* **GIVEN EXERCISE**
The material below should be written out in full and exactly; pictures stay out of the copy.
>> start INFORMATION SHOWN
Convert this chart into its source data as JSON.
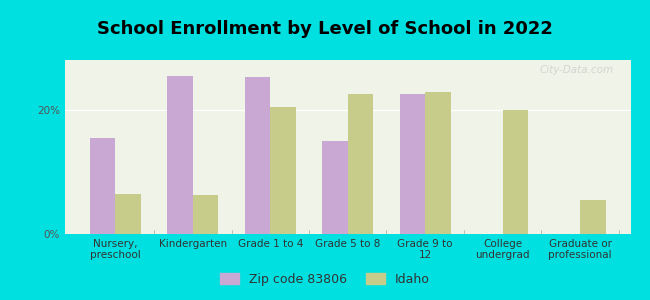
{
  "title": "School Enrollment by Level of School in 2022",
  "categories": [
    "Nursery,\npreschool",
    "Kindergarten",
    "Grade 1 to 4",
    "Grade 5 to 8",
    "Grade 9 to\n12",
    "College\nundergrad",
    "Graduate or\nprofessional"
  ],
  "zip_values": [
    15.5,
    25.5,
    25.2,
    15.0,
    22.5,
    0.0,
    0.0
  ],
  "idaho_values": [
    6.5,
    6.2,
    20.5,
    22.5,
    22.8,
    20.0,
    5.5
  ],
  "zip_color": "#c9a8d4",
  "idaho_color": "#c8cc8a",
  "background_color": "#00e0e0",
  "plot_bg": "#f0f4e8",
  "ylabel_ticks": [
    "0%",
    "20%"
  ],
  "yticks": [
    0,
    20
  ],
  "ylim": [
    0,
    28
  ],
  "legend_labels": [
    "Zip code 83806",
    "Idaho"
  ],
  "watermark": "City-Data.com",
  "bar_width": 0.33,
  "title_fontsize": 13,
  "tick_fontsize": 7.5
}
>> end INFORMATION SHOWN
* **WRITTEN SOLUTION**
Convert this chart into its source data as JSON.
{
  "title": "School Enrollment by Level of School in 2022",
  "categories": [
    "Nursery,\npreschool",
    "Kindergarten",
    "Grade 1 to 4",
    "Grade 5 to 8",
    "Grade 9 to\n12",
    "College\nundergrad",
    "Graduate or\nprofessional"
  ],
  "zip_values": [
    15.5,
    25.5,
    25.2,
    15.0,
    22.5,
    0.0,
    0.0
  ],
  "idaho_values": [
    6.5,
    6.2,
    20.5,
    22.5,
    22.8,
    20.0,
    5.5
  ],
  "zip_color": "#c9a8d4",
  "idaho_color": "#c8cc8a",
  "background_color": "#00e0e0",
  "plot_bg": "#f0f4e8",
  "ylabel_ticks": [
    "0%",
    "20%"
  ],
  "yticks": [
    0,
    20
  ],
  "ylim": [
    0,
    28
  ],
  "legend_labels": [
    "Zip code 83806",
    "Idaho"
  ],
  "watermark": "City-Data.com",
  "bar_width": 0.33,
  "title_fontsize": 13,
  "tick_fontsize": 7.5
}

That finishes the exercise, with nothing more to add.